→ DATA RECORDS
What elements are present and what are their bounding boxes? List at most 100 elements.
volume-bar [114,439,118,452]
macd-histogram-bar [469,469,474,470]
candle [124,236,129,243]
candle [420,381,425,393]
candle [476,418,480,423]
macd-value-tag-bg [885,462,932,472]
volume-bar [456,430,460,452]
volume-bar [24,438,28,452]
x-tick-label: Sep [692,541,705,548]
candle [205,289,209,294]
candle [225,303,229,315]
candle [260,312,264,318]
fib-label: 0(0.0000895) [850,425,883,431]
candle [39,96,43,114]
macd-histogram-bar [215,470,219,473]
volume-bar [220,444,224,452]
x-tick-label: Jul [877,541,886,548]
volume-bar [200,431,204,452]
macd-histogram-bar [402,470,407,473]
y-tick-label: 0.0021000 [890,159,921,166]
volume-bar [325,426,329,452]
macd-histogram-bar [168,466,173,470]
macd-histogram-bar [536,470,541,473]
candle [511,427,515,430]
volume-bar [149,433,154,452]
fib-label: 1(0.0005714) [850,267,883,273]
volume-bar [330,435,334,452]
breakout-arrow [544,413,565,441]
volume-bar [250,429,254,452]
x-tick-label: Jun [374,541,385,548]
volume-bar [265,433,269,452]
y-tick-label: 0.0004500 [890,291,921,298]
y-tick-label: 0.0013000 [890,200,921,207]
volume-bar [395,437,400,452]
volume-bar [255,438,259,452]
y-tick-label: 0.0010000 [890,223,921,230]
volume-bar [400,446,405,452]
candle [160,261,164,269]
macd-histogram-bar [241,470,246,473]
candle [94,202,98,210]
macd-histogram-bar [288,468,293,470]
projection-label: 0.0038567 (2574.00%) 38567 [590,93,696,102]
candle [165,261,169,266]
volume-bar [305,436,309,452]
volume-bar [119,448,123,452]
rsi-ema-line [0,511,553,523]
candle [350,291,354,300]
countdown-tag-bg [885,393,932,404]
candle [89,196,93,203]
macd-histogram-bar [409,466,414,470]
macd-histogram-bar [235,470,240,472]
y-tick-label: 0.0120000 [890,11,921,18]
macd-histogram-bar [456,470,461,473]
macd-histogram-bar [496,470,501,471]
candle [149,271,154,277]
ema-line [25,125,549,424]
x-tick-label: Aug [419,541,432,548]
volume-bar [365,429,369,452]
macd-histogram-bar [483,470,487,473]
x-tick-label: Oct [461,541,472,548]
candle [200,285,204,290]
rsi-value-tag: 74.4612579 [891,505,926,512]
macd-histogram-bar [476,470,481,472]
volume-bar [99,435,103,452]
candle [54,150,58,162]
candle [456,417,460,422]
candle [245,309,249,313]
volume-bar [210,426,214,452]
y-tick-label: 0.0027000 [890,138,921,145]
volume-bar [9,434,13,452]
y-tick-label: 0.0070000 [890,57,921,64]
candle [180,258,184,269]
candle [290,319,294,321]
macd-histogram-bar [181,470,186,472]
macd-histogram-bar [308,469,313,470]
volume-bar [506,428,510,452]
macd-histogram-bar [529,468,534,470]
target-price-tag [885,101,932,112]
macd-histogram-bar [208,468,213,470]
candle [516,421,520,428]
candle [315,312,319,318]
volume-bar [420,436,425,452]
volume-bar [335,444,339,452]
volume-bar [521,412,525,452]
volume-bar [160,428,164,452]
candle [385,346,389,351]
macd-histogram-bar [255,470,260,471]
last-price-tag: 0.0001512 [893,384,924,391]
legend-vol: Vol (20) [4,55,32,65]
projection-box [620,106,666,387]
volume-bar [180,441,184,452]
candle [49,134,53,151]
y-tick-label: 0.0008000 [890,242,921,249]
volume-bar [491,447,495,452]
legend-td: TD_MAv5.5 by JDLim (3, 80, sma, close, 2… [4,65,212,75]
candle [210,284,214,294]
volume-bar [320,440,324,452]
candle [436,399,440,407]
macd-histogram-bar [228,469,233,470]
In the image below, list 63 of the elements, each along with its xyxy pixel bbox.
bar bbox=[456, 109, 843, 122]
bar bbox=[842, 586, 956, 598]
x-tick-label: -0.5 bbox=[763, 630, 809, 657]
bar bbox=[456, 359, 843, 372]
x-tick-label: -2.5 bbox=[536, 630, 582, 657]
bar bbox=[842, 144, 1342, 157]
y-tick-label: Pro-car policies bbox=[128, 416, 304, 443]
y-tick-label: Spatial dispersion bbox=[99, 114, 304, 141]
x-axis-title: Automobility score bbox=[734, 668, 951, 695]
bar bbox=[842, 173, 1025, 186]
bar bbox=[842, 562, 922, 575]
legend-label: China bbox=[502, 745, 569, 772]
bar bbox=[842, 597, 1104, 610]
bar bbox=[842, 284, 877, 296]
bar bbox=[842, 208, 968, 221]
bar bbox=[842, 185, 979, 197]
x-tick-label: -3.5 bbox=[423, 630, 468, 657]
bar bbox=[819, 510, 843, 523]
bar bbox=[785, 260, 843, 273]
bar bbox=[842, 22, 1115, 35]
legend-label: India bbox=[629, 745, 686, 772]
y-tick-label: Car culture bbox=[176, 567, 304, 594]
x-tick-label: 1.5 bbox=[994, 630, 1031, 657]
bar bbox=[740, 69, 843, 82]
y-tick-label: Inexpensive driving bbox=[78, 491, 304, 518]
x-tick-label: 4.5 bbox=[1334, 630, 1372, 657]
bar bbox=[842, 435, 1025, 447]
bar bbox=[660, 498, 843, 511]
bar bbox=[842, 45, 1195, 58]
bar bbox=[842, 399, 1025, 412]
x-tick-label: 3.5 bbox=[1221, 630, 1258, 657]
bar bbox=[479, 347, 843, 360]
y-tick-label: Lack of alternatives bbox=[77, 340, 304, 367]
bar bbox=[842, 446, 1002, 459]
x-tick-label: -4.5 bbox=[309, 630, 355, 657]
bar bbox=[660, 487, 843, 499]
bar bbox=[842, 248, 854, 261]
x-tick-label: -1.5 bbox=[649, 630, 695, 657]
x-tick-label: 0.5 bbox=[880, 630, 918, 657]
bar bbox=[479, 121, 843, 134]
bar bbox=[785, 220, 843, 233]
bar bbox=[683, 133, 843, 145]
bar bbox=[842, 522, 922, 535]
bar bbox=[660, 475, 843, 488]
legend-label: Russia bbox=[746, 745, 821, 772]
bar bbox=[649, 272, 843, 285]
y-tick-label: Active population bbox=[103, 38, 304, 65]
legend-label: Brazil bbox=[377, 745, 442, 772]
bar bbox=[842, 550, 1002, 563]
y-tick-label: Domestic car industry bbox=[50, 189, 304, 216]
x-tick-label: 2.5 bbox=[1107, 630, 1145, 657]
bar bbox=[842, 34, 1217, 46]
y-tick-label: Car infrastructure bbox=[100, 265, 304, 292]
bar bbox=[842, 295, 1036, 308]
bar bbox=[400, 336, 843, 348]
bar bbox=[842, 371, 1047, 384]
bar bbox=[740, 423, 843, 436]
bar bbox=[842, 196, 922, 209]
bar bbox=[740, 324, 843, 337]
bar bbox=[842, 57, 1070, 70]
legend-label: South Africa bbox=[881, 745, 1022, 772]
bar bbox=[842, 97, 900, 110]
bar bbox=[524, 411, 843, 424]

---

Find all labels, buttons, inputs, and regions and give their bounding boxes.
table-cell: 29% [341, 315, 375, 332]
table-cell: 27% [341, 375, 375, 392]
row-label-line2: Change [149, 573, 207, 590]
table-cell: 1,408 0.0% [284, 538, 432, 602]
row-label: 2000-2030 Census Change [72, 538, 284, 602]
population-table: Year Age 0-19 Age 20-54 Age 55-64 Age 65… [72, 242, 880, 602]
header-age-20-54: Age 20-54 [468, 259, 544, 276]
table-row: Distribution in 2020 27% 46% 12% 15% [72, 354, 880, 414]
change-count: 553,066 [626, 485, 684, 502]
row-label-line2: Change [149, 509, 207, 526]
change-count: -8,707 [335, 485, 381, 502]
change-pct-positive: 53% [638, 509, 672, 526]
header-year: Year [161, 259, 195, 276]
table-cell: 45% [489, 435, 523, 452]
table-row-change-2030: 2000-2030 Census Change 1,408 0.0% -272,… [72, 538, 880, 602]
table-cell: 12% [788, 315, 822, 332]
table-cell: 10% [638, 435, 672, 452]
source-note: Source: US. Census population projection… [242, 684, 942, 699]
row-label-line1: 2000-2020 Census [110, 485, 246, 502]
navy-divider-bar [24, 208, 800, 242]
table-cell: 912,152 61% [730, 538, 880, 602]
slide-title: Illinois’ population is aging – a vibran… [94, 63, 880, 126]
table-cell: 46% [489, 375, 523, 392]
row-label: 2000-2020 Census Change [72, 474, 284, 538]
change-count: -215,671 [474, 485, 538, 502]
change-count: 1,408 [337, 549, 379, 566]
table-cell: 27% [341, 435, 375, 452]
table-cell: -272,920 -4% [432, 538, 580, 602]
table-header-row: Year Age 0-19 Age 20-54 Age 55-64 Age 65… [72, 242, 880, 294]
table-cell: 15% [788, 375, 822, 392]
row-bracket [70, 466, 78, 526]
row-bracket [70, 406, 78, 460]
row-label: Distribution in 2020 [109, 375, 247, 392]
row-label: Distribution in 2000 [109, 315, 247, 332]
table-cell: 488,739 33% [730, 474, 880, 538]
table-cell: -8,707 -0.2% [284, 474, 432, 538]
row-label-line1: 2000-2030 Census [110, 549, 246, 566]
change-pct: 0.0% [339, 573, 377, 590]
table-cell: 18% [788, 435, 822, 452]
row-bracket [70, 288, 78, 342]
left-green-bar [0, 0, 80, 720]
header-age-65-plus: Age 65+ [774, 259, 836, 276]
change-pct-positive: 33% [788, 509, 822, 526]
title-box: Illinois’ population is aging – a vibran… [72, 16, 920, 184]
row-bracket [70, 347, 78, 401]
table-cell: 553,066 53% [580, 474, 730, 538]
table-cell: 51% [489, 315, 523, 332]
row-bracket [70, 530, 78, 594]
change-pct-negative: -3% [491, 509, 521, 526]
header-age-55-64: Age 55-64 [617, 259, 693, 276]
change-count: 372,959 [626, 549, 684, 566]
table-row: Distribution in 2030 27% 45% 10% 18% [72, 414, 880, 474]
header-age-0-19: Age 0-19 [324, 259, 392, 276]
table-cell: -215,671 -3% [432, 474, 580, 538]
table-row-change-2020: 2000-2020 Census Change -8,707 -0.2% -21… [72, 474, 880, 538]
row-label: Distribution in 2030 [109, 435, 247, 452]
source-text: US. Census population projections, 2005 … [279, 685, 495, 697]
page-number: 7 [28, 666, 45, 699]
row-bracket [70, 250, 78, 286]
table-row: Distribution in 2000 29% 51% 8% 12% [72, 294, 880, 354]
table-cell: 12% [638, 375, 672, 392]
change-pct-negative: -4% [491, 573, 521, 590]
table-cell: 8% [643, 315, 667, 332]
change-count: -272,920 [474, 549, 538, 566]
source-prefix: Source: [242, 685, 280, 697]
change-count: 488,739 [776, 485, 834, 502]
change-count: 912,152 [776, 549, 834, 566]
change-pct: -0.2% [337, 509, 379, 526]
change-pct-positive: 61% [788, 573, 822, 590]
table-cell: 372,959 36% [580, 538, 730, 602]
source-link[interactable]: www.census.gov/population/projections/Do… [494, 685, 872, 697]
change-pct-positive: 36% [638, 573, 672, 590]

→ INSTRUCTIONS FOR THE TASK
Copy out the lines from the line containing "Find all labels, buttons, inputs, and" through the line containing "population-table: Year Age", both included, with no changes.

→ TASK OUTPUT
Find all labels, buttons, inputs, and regions and give their bounding boxes.
table-cell: 29% [341, 315, 375, 332]
table-cell: 27% [341, 375, 375, 392]
row-label-line2: Change [149, 573, 207, 590]
table-cell: 1,408 0.0% [284, 538, 432, 602]
row-label: 2000-2030 Census Change [72, 538, 284, 602]
population-table: Year Age 0-19 Age 20-54 Age 55-64 Age 65… [72, 242, 880, 602]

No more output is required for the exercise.